**WHAT THIS TASK INVOLVES**
Render every entry exactly as it appears.

**RAW RECORDS**
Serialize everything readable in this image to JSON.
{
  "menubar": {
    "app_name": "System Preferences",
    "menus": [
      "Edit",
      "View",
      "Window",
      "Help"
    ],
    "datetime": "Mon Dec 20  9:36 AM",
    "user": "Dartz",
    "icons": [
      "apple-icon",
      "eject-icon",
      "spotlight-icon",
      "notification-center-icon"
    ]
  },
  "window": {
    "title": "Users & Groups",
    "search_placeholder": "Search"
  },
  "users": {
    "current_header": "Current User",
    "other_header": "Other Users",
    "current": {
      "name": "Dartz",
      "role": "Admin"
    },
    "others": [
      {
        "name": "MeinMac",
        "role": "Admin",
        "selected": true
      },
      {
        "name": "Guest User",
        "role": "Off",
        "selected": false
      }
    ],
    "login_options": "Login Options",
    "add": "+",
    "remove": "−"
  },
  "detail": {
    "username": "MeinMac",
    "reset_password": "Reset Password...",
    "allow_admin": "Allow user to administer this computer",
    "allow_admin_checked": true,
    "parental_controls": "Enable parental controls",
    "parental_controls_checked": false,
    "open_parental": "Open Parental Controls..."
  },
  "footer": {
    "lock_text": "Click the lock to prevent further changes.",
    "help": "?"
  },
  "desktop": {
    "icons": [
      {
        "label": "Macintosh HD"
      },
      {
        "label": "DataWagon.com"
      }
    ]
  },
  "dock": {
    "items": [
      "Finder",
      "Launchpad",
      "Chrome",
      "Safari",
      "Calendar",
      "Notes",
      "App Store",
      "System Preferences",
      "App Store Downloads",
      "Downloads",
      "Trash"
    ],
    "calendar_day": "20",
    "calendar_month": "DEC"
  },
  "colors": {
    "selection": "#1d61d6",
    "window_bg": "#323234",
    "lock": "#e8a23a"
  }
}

**WRITTEN SOLUTION**
Serialize everything readable in this image to JSON.
{
  "menubar": {
    "app_name": "System Preferences",
    "menus": [
      "Edit",
      "View",
      "Window",
      "Help"
    ],
    "datetime": "Mon Dec 20  9:36 AM",
    "user": "Dartz",
    "icons": [
      "apple-icon",
      "eject-icon",
      "spotlight-icon",
      "notification-center-icon"
    ]
  },
  "window": {
    "title": "Users & Groups",
    "search_placeholder": "Search"
  },
  "users": {
    "current_header": "Current User",
    "other_header": "Other Users",
    "current": {
      "name": "Dartz",
      "role": "Admin"
    },
    "others": [
      {
        "name": "MeinMac",
        "role": "Admin",
        "selected": true
      },
      {
        "name": "Guest User",
        "role": "Off",
        "selected": false
      }
    ],
    "login_options": "Login Options",
    "add": "+",
    "remove": "−"
  },
  "detail": {
    "username": "MeinMac",
    "reset_password": "Reset Password...",
    "allow_admin": "Allow user to administer this computer",
    "allow_admin_checked": true,
    "parental_controls": "Enable parental controls",
    "parental_controls_checked": false,
    "open_parental": "Open Parental Controls..."
  },
  "footer": {
    "lock_text": "Click the lock to prevent further changes.",
    "help": "?"
  },
  "desktop": {
    "icons": [
      {
        "label": "Macintosh HD"
      },
      {
        "label": "DataWagon.com"
      }
    ]
  },
  "dock": {
    "items": [
      "Finder",
      "Launchpad",
      "Chrome",
      "Safari",
      "Calendar",
      "Notes",
      "App Store",
      "System Preferences",
      "App Store Downloads",
      "Downloads",
      "Trash"
    ],
    "calendar_day": "20",
    "calendar_month": "DEC"
  },
  "colors": {
    "selection": "#1d61d6",
    "window_bg": "#323234",
    "lock": "#e8a23a"
  }
}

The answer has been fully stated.